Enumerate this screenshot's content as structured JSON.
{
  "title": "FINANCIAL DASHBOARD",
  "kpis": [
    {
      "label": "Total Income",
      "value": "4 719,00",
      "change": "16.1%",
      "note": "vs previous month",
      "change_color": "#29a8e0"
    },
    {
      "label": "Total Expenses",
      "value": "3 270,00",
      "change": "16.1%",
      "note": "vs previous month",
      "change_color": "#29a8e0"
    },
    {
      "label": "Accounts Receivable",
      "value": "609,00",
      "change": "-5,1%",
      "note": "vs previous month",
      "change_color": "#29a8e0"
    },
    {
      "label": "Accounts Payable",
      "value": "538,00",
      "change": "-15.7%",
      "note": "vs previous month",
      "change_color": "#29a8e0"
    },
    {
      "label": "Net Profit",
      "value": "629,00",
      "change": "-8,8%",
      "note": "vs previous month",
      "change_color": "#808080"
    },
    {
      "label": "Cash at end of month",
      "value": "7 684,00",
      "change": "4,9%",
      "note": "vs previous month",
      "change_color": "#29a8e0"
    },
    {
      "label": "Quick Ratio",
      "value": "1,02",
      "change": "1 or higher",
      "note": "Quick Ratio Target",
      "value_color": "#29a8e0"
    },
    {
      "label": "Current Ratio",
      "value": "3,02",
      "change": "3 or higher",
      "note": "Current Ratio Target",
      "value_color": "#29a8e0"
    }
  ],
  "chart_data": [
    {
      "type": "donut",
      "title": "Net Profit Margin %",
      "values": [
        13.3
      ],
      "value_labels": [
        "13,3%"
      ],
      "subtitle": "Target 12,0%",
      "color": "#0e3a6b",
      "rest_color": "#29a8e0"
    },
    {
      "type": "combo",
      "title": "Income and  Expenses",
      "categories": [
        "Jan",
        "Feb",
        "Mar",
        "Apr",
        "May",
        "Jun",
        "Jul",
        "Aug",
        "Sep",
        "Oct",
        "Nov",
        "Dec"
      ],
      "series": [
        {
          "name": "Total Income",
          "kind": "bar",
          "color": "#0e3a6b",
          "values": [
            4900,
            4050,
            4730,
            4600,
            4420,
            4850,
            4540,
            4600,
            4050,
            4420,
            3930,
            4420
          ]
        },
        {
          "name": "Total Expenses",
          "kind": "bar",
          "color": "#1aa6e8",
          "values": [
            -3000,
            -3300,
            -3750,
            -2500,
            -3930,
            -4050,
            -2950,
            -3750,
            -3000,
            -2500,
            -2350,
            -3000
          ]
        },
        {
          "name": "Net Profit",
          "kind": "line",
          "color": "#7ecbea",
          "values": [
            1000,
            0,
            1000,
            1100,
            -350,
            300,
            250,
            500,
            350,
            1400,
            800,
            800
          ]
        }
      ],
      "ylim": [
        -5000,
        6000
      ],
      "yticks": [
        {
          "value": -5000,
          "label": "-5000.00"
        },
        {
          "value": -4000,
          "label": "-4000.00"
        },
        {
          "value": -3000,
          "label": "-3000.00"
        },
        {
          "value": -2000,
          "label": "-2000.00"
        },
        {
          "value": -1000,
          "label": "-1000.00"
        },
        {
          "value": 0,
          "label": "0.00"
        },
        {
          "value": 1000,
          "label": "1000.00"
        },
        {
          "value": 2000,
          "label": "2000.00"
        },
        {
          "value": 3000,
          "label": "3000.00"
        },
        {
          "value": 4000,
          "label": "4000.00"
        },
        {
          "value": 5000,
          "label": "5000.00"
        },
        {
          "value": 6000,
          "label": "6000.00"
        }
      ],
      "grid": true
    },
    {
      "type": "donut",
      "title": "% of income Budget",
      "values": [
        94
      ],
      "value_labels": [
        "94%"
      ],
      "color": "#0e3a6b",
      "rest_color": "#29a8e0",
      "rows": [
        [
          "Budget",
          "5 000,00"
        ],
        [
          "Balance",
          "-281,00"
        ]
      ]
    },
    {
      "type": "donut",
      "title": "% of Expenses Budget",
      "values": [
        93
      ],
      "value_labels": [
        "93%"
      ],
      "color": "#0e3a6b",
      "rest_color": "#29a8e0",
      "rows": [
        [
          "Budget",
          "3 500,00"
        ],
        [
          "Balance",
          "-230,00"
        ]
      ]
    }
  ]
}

- - - - - - -

Your task is to repeat the data exactly, with nothing left out.

Enumerate this screenshot's content as structured JSON.
{
  "title": "FINANCIAL DASHBOARD",
  "kpis": [
    {
      "label": "Total Income",
      "value": "4 719,00",
      "change": "16.1%",
      "note": "vs previous month",
      "change_color": "#29a8e0"
    },
    {
      "label": "Total Expenses",
      "value": "3 270,00",
      "change": "16.1%",
      "note": "vs previous month",
      "change_color": "#29a8e0"
    },
    {
      "label": "Accounts Receivable",
      "value": "609,00",
      "change": "-5,1%",
      "note": "vs previous month",
      "change_color": "#29a8e0"
    },
    {
      "label": "Accounts Payable",
      "value": "538,00",
      "change": "-15.7%",
      "note": "vs previous month",
      "change_color": "#29a8e0"
    },
    {
      "label": "Net Profit",
      "value": "629,00",
      "change": "-8,8%",
      "note": "vs previous month",
      "change_color": "#808080"
    },
    {
      "label": "Cash at end of month",
      "value": "7 684,00",
      "change": "4,9%",
      "note": "vs previous month",
      "change_color": "#29a8e0"
    },
    {
      "label": "Quick Ratio",
      "value": "1,02",
      "change": "1 or higher",
      "note": "Quick Ratio Target",
      "value_color": "#29a8e0"
    },
    {
      "label": "Current Ratio",
      "value": "3,02",
      "change": "3 or higher",
      "note": "Current Ratio Target",
      "value_color": "#29a8e0"
    }
  ],
  "chart_data": [
    {
      "type": "donut",
      "title": "Net Profit Margin %",
      "values": [
        13.3
      ],
      "value_labels": [
        "13,3%"
      ],
      "subtitle": "Target 12,0%",
      "color": "#0e3a6b",
      "rest_color": "#29a8e0"
    },
    {
      "type": "combo",
      "title": "Income and  Expenses",
      "categories": [
        "Jan",
        "Feb",
        "Mar",
        "Apr",
        "May",
        "Jun",
        "Jul",
        "Aug",
        "Sep",
        "Oct",
        "Nov",
        "Dec"
      ],
      "series": [
        {
          "name": "Total Income",
          "kind": "bar",
          "color": "#0e3a6b",
          "values": [
            4900,
            4050,
            4730,
            4600,
            4420,
            4850,
            4540,
            4600,
            4050,
            4420,
            3930,
            4420
          ]
        },
        {
          "name": "Total Expenses",
          "kind": "bar",
          "color": "#1aa6e8",
          "values": [
            -3000,
            -3300,
            -3750,
            -2500,
            -3930,
            -4050,
            -2950,
            -3750,
            -3000,
            -2500,
            -2350,
            -3000
          ]
        },
        {
          "name": "Net Profit",
          "kind": "line",
          "color": "#7ecbea",
          "values": [
            1000,
            0,
            1000,
            1100,
            -350,
            300,
            250,
            500,
            350,
            1400,
            800,
            800
          ]
        }
      ],
      "ylim": [
        -5000,
        6000
      ],
      "yticks": [
        {
          "value": -5000,
          "label": "-5000.00"
        },
        {
          "value": -4000,
          "label": "-4000.00"
        },
        {
          "value": -3000,
          "label": "-3000.00"
        },
        {
          "value": -2000,
          "label": "-2000.00"
        },
        {
          "value": -1000,
          "label": "-1000.00"
        },
        {
          "value": 0,
          "label": "0.00"
        },
        {
          "value": 1000,
          "label": "1000.00"
        },
        {
          "value": 2000,
          "label": "2000.00"
        },
        {
          "value": 3000,
          "label": "3000.00"
        },
        {
          "value": 4000,
          "label": "4000.00"
        },
        {
          "value": 5000,
          "label": "5000.00"
        },
        {
          "value": 6000,
          "label": "6000.00"
        }
      ],
      "grid": true
    },
    {
      "type": "donut",
      "title": "% of income Budget",
      "values": [
        94
      ],
      "value_labels": [
        "94%"
      ],
      "color": "#0e3a6b",
      "rest_color": "#29a8e0",
      "rows": [
        [
          "Budget",
          "5 000,00"
        ],
        [
          "Balance",
          "-281,00"
        ]
      ]
    },
    {
      "type": "donut",
      "title": "% of Expenses Budget",
      "values": [
        93
      ],
      "value_labels": [
        "93%"
      ],
      "color": "#0e3a6b",
      "rest_color": "#29a8e0",
      "rows": [
        [
          "Budget",
          "3 500,00"
        ],
        [
          "Balance",
          "-230,00"
        ]
      ]
    }
  ]
}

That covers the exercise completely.